--- Extracted material ---

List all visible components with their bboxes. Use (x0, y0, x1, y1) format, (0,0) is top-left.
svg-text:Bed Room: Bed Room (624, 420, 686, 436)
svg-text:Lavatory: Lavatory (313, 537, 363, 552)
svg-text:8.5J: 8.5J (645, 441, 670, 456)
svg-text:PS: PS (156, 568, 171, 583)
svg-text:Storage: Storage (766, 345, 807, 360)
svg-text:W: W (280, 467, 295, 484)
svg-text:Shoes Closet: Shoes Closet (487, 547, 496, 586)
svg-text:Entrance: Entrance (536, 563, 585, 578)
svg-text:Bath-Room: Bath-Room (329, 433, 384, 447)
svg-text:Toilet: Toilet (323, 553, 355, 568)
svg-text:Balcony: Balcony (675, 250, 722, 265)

---
--- Extracted material ---

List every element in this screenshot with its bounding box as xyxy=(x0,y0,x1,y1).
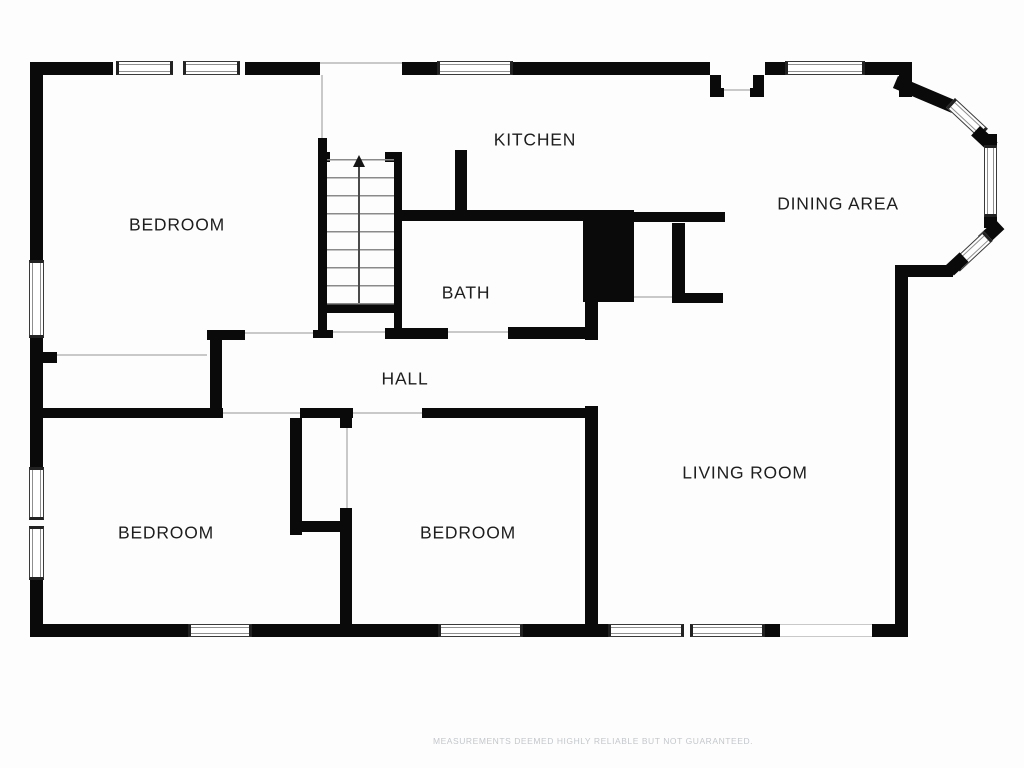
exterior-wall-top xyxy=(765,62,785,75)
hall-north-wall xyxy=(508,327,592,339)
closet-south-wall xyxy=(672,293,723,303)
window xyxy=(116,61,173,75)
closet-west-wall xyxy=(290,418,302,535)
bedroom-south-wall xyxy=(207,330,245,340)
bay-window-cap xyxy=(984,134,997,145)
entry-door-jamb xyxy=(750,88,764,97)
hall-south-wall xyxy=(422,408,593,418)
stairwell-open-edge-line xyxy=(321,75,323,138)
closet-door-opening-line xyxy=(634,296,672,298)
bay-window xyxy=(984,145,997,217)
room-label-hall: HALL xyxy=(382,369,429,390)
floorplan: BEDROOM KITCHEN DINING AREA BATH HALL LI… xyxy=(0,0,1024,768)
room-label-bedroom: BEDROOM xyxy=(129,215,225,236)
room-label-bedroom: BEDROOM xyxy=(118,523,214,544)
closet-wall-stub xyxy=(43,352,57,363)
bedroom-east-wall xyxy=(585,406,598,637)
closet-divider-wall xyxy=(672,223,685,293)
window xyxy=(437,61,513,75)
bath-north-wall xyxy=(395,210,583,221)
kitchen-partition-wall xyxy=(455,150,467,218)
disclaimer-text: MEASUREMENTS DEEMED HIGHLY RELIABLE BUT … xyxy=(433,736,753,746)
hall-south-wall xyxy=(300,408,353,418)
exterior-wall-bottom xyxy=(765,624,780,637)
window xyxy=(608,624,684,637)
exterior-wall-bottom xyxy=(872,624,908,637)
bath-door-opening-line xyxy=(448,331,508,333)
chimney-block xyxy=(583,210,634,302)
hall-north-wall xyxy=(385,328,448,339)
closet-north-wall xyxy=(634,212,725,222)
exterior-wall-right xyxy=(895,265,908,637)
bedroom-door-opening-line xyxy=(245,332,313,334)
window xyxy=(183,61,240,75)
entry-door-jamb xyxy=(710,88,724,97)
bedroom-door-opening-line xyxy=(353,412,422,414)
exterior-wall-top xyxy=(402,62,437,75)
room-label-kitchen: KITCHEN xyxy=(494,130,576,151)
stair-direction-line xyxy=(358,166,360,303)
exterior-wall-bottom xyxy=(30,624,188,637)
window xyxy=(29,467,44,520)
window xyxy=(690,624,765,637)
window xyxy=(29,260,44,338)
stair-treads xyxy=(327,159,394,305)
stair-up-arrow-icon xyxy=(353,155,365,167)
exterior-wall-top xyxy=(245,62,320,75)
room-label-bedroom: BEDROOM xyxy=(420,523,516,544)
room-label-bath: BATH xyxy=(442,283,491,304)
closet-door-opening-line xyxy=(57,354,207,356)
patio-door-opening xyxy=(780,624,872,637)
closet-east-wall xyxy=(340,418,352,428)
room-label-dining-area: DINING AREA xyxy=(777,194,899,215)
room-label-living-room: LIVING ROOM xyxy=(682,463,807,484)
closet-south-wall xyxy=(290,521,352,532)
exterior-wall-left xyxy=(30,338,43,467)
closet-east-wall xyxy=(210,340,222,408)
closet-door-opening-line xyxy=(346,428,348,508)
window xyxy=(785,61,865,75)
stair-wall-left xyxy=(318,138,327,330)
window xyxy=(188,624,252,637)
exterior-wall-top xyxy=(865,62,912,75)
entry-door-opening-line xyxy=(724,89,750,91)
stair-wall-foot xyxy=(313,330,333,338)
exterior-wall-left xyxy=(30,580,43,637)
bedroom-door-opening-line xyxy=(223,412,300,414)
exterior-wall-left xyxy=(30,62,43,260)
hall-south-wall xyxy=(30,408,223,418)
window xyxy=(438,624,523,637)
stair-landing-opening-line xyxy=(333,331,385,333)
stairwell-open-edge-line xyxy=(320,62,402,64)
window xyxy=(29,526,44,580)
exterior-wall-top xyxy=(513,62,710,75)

---
--- Extracted material ---

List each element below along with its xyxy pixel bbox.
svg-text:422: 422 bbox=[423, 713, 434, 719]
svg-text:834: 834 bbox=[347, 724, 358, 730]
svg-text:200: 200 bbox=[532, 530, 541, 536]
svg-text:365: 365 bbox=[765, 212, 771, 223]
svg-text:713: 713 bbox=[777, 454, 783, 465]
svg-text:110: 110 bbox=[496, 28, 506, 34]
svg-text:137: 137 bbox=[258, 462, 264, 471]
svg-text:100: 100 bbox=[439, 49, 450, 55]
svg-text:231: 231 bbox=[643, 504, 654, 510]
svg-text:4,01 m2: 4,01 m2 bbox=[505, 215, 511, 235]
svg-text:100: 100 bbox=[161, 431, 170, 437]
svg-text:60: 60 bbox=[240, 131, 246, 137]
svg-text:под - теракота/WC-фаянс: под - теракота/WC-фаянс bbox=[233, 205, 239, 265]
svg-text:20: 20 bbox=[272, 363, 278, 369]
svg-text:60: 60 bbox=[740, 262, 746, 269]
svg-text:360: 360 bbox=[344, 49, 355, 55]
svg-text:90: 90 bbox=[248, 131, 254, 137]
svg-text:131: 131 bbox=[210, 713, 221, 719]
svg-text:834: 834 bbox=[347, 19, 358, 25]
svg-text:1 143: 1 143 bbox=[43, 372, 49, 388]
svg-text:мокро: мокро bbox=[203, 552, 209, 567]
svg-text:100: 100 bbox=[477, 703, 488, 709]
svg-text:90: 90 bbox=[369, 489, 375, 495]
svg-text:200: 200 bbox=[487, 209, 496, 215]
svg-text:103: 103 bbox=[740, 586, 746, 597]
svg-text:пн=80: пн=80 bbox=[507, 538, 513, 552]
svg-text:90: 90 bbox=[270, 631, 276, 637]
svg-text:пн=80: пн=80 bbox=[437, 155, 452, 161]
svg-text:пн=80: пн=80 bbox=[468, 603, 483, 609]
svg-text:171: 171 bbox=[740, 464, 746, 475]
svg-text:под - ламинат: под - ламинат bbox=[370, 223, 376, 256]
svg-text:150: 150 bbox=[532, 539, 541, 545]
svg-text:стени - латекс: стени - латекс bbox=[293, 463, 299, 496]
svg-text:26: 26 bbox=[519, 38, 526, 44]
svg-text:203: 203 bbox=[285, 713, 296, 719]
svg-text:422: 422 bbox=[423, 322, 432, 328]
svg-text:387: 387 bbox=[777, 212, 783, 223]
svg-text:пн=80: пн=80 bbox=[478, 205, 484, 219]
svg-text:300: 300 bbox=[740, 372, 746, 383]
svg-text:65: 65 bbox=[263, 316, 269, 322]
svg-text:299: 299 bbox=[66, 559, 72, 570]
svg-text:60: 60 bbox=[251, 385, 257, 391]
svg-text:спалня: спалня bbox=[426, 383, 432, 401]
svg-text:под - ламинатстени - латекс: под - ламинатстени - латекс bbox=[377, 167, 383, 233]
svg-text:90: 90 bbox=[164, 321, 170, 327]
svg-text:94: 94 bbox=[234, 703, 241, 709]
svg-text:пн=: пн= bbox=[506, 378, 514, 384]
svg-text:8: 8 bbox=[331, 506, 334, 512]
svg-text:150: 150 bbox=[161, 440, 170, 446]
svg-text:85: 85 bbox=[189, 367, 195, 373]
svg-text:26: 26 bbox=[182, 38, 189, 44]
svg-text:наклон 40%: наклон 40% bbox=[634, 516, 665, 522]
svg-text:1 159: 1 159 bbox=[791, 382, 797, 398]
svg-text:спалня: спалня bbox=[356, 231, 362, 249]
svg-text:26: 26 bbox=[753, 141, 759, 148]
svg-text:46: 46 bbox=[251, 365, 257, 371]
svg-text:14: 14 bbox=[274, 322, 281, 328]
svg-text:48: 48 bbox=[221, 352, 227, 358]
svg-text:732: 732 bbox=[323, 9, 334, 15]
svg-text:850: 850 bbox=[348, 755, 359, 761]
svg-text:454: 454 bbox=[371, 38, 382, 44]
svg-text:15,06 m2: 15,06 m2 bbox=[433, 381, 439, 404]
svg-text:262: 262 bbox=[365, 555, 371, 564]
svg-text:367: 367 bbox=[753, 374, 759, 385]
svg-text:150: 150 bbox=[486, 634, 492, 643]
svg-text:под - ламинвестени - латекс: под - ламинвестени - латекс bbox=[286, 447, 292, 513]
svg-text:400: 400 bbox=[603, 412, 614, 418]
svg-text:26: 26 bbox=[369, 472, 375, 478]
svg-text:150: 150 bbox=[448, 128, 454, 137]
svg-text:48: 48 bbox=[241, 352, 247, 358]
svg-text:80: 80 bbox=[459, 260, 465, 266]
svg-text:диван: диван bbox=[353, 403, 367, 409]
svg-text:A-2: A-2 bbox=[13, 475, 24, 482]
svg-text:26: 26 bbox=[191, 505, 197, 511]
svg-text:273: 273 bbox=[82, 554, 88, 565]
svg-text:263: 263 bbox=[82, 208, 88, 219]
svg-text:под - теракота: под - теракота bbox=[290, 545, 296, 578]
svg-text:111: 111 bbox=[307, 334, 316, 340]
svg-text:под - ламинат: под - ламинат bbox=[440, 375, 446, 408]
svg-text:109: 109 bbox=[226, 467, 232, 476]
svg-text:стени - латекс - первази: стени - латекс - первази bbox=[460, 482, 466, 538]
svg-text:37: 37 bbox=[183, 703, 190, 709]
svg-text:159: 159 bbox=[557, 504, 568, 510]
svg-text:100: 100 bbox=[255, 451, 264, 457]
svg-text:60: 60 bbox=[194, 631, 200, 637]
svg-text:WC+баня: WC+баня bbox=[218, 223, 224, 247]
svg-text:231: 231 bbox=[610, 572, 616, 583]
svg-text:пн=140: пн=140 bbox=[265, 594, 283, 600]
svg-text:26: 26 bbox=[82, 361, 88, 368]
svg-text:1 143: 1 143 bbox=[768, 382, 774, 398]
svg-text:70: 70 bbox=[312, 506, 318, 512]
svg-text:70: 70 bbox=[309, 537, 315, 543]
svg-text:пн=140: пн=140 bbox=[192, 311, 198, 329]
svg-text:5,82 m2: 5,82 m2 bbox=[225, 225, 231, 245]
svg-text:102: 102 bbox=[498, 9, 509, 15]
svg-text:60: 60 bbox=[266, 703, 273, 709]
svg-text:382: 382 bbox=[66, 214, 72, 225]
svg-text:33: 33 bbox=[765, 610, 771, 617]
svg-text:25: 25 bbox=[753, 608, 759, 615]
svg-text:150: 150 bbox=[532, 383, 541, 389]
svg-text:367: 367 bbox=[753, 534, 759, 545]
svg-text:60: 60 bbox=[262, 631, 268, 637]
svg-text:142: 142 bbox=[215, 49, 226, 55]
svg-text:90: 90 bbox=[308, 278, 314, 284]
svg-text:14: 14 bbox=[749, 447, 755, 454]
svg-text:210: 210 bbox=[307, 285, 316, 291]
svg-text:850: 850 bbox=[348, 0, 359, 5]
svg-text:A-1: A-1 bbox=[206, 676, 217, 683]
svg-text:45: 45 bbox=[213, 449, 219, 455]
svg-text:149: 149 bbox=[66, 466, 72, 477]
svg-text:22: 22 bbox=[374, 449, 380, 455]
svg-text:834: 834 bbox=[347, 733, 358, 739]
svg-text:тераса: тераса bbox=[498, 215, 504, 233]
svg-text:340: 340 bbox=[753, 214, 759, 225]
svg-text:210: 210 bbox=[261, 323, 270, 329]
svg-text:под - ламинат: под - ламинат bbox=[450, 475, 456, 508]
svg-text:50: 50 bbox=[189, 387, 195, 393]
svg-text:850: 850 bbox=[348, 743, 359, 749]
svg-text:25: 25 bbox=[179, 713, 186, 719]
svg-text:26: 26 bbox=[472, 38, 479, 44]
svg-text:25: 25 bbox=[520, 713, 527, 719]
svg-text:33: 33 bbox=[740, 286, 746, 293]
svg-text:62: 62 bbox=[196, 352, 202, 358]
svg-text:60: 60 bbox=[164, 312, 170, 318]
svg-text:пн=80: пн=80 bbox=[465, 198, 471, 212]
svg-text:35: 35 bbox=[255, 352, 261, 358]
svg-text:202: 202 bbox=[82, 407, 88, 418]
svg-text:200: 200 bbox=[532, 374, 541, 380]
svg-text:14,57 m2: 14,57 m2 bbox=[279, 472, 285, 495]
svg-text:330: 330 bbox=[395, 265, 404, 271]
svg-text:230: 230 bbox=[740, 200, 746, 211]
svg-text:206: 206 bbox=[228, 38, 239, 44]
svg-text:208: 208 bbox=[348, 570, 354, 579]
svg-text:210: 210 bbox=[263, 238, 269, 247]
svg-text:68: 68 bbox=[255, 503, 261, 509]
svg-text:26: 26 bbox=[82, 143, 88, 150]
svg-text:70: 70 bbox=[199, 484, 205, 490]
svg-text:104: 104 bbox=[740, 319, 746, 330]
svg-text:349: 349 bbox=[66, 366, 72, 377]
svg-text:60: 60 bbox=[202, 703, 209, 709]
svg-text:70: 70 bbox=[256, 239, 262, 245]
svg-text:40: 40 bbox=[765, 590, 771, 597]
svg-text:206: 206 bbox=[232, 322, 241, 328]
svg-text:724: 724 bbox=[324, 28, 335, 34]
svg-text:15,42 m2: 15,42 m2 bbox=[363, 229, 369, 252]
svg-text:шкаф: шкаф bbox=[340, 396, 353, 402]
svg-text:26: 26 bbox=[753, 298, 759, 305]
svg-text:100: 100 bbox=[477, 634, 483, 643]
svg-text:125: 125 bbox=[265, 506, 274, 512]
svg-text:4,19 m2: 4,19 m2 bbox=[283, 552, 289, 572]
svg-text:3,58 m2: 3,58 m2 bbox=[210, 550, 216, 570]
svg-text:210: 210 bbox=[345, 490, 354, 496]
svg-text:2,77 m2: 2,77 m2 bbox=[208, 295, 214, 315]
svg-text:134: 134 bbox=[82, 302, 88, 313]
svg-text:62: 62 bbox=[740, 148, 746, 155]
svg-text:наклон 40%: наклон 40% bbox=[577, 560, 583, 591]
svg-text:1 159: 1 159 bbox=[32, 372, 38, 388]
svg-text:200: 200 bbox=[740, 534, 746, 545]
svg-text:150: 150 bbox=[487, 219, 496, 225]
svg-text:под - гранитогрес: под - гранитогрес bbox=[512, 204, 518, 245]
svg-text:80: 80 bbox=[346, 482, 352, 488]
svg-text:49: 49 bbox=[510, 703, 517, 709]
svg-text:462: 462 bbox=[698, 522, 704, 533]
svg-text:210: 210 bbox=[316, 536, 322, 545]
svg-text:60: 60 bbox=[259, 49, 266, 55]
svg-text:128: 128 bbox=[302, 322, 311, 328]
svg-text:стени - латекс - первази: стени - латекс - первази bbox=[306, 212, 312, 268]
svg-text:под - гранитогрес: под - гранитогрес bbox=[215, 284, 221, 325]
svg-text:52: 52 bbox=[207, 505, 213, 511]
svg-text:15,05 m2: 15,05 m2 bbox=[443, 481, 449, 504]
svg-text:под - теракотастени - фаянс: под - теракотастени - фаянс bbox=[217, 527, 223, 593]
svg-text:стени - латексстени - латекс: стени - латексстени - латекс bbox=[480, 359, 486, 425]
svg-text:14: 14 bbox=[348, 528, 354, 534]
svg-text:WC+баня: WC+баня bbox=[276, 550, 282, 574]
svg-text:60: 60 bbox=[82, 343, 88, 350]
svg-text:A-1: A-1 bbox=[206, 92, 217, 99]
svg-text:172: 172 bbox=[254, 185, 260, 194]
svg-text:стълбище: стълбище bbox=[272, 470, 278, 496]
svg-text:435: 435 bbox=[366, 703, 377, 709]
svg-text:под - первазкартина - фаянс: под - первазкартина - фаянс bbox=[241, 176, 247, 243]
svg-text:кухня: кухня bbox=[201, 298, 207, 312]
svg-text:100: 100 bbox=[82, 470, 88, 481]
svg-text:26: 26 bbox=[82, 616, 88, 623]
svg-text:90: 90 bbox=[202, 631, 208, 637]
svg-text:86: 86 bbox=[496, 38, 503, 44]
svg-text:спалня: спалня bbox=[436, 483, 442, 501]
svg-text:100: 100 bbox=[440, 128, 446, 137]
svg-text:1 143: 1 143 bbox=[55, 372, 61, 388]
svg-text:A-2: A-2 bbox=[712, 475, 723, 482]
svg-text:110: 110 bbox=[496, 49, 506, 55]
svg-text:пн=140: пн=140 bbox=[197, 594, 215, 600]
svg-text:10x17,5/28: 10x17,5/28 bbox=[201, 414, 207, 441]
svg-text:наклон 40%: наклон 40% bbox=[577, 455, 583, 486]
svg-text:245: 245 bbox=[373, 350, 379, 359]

---

- What you will do: Convert the lines of the records starting at the line that contains "List all visible" and ending at the line that contains "svg-text:Shoes Closet: Shoes" into a numbered list, leaving out any blank lines.

- Complete response:
1. List all visible components with their bboxes. Use (x0, y0, x1, y1) format, (0,0) is top-left.
2. svg-text:Bed Room: Bed Room (624, 420, 686, 436)
3. svg-text:Lavatory: Lavatory (313, 537, 363, 552)
4. svg-text:8.5J: 8.5J (645, 441, 670, 456)
5. svg-text:PS: PS (156, 568, 171, 583)
6. svg-text:Storage: Storage (766, 345, 807, 360)
7. svg-text:W: W (280, 467, 295, 484)
8. svg-text:Shoes Closet: Shoes Closet (487, 547, 496, 586)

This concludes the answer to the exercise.